**Task instructions**.
Print the entire listing. Each line must match the original exactly.

**Chart and figure data**.
-- begin --

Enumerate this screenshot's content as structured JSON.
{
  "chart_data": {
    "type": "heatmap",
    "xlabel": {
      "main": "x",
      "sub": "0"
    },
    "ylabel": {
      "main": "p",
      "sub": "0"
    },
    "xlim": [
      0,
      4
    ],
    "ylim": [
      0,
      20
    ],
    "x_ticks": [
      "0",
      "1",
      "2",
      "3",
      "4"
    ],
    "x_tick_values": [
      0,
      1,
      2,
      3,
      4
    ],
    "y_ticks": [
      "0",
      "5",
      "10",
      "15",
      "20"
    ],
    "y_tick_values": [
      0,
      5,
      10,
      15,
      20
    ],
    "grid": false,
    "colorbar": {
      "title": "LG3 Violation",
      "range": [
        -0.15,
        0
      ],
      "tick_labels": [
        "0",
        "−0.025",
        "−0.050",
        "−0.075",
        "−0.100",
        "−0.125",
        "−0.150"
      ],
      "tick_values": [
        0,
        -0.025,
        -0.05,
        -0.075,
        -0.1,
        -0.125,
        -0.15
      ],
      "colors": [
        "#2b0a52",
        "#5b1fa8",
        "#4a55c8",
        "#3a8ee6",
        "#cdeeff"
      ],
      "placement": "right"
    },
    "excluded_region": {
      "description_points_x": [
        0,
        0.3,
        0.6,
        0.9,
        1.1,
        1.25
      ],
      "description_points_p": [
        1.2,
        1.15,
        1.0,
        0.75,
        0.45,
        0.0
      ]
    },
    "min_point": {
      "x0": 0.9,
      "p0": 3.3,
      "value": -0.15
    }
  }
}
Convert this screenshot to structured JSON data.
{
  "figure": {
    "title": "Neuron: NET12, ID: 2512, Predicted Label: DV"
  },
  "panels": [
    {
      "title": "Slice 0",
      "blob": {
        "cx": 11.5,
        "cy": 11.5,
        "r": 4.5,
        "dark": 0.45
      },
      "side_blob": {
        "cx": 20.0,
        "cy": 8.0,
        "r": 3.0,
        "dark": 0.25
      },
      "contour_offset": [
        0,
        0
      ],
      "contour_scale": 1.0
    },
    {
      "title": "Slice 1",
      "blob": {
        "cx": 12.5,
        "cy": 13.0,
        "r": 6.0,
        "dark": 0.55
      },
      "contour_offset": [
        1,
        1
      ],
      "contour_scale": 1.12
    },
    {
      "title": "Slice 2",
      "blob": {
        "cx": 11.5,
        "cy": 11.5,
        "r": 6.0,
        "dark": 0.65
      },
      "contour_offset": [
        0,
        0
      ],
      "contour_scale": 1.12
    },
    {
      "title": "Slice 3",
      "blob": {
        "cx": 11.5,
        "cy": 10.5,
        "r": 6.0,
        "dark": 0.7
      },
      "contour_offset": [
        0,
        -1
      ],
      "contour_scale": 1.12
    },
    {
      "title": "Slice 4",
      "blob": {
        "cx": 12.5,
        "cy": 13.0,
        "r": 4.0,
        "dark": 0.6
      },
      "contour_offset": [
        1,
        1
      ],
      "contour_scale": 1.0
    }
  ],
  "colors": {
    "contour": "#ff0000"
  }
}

-- end --

**Full answer**.
Enumerate this screenshot's content as structured JSON.
{
  "chart_data": {
    "type": "heatmap",
    "xlabel": {
      "main": "x",
      "sub": "0"
    },
    "ylabel": {
      "main": "p",
      "sub": "0"
    },
    "xlim": [
      0,
      4
    ],
    "ylim": [
      0,
      20
    ],
    "x_ticks": [
      "0",
      "1",
      "2",
      "3",
      "4"
    ],
    "x_tick_values": [
      0,
      1,
      2,
      3,
      4
    ],
    "y_ticks": [
      "0",
      "5",
      "10",
      "15",
      "20"
    ],
    "y_tick_values": [
      0,
      5,
      10,
      15,
      20
    ],
    "grid": false,
    "colorbar": {
      "title": "LG3 Violation",
      "range": [
        -0.15,
        0
      ],
      "tick_labels": [
        "0",
        "−0.025",
        "−0.050",
        "−0.075",
        "−0.100",
        "−0.125",
        "−0.150"
      ],
      "tick_values": [
        0,
        -0.025,
        -0.05,
        -0.075,
        -0.1,
        -0.125,
        -0.15
      ],
      "colors": [
        "#2b0a52",
        "#5b1fa8",
        "#4a55c8",
        "#3a8ee6",
        "#cdeeff"
      ],
      "placement": "right"
    },
    "excluded_region": {
      "description_points_x": [
        0,
        0.3,
        0.6,
        0.9,
        1.1,
        1.25
      ],
      "description_points_p": [
        1.2,
        1.15,
        1.0,
        0.75,
        0.45,
        0.0
      ]
    },
    "min_point": {
      "x0": 0.9,
      "p0": 3.3,
      "value": -0.15
    }
  }
}
Convert this screenshot to structured JSON data.
{
  "figure": {
    "title": "Neuron: NET12, ID: 2512, Predicted Label: DV"
  },
  "panels": [
    {
      "title": "Slice 0",
      "blob": {
        "cx": 11.5,
        "cy": 11.5,
        "r": 4.5,
        "dark": 0.45
      },
      "side_blob": {
        "cx": 20.0,
        "cy": 8.0,
        "r": 3.0,
        "dark": 0.25
      },
      "contour_offset": [
        0,
        0
      ],
      "contour_scale": 1.0
    },
    {
      "title": "Slice 1",
      "blob": {
        "cx": 12.5,
        "cy": 13.0,
        "r": 6.0,
        "dark": 0.55
      },
      "contour_offset": [
        1,
        1
      ],
      "contour_scale": 1.12
    },
    {
      "title": "Slice 2",
      "blob": {
        "cx": 11.5,
        "cy": 11.5,
        "r": 6.0,
        "dark": 0.65
      },
      "contour_offset": [
        0,
        0
      ],
      "contour_scale": 1.12
    },
    {
      "title": "Slice 3",
      "blob": {
        "cx": 11.5,
        "cy": 10.5,
        "r": 6.0,
        "dark": 0.7
      },
      "contour_offset": [
        0,
        -1
      ],
      "contour_scale": 1.12
    },
    {
      "title": "Slice 4",
      "blob": {
        "cx": 12.5,
        "cy": 13.0,
        "r": 4.0,
        "dark": 0.6
      },
      "contour_offset": [
        1,
        1
      ],
      "contour_scale": 1.0
    }
  ],
  "colors": {
    "contour": "#ff0000"
  }
}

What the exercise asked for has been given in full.